REQUIREMENT:
Copy the listing exactly as given. Omit every picture.
══════════
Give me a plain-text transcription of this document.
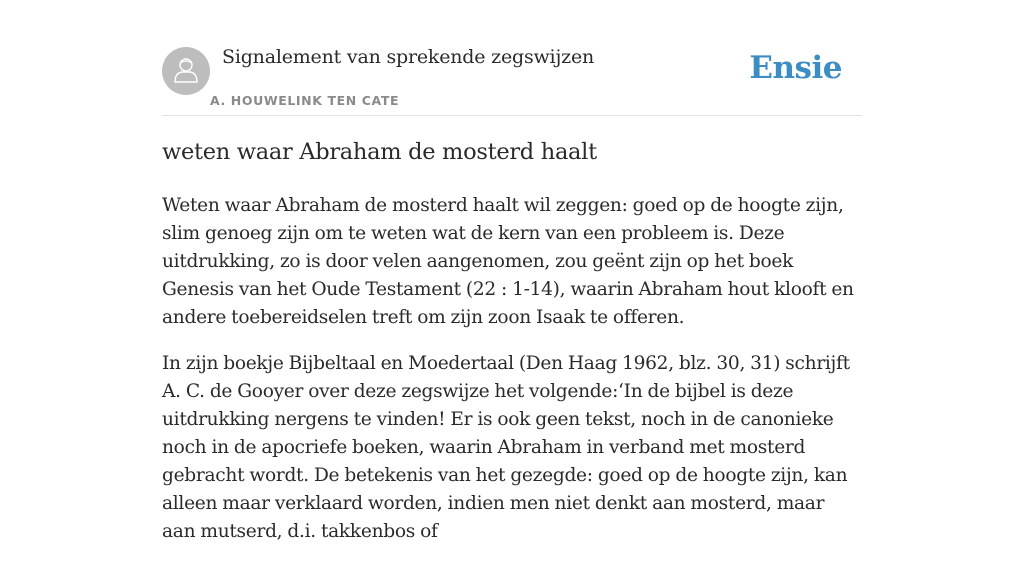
Signalement van sprekende zegswijzen
A. HOUWELINK TEN CATE
Ensie
weten waar Abraham de mosterd haalt

Weten waar Abraham de mosterd haalt wil zeggen: goed op de hoogte zijn, slim genoeg zijn om te weten wat de kern van een probleem is. Deze uitdrukking, zo is door velen aangenomen, zou geënt zijn op het boek Genesis van het Oude Testament (22 : 1-14), waarin Abraham hout klooft en andere toebereidselen treft om zijn zoon Isaak te offeren.

In zijn boekje Bijbeltaal en Moedertaal (Den Haag 1962, blz. 30, 31) schrijft A. C. de Gooyer over deze zegswijze het volgende:‘In de bijbel is deze uitdrukking nergens te vinden! Er is ook geen tekst, noch in de canonieke noch in de apocriefe boeken, waarin Abraham in verband met mosterd gebracht wordt. De betekenis van het gezegde: goed op de hoogte zijn, kan alleen maar verklaard worden, indien men niet denkt aan mosterd, maar aan mutserd, d.i. takkenbos of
══════════
WRITTEN RESPONSE:
Give me a plain-text transcription of this document.
Signalement van sprekende zegswijzen
A. HOUWELINK TEN CATE
Ensie
weten waar Abraham de mosterd haalt

Weten waar Abraham de mosterd haalt wil zeggen: goed op de hoogte zijn, slim genoeg zijn om te weten wat de kern van een probleem is. Deze uitdrukking, zo is door velen aangenomen, zou geënt zijn op het boek Genesis van het Oude Testament (22 : 1-14), waarin Abraham hout klooft en andere toebereidselen treft om zijn zoon Isaak te offeren.

In zijn boekje Bijbeltaal en Moedertaal (Den Haag 1962, blz. 30, 31) schrijft A. C. de Gooyer over deze zegswijze het volgende:‘In de bijbel is deze uitdrukking nergens te vinden! Er is ook geen tekst, noch in de canonieke noch in de apocriefe boeken, waarin Abraham in verband met mosterd gebracht wordt. De betekenis van het gezegde: goed op de hoogte zijn, kan alleen maar verklaard worden, indien men niet denkt aan mosterd, maar aan mutserd, d.i. takkenbos of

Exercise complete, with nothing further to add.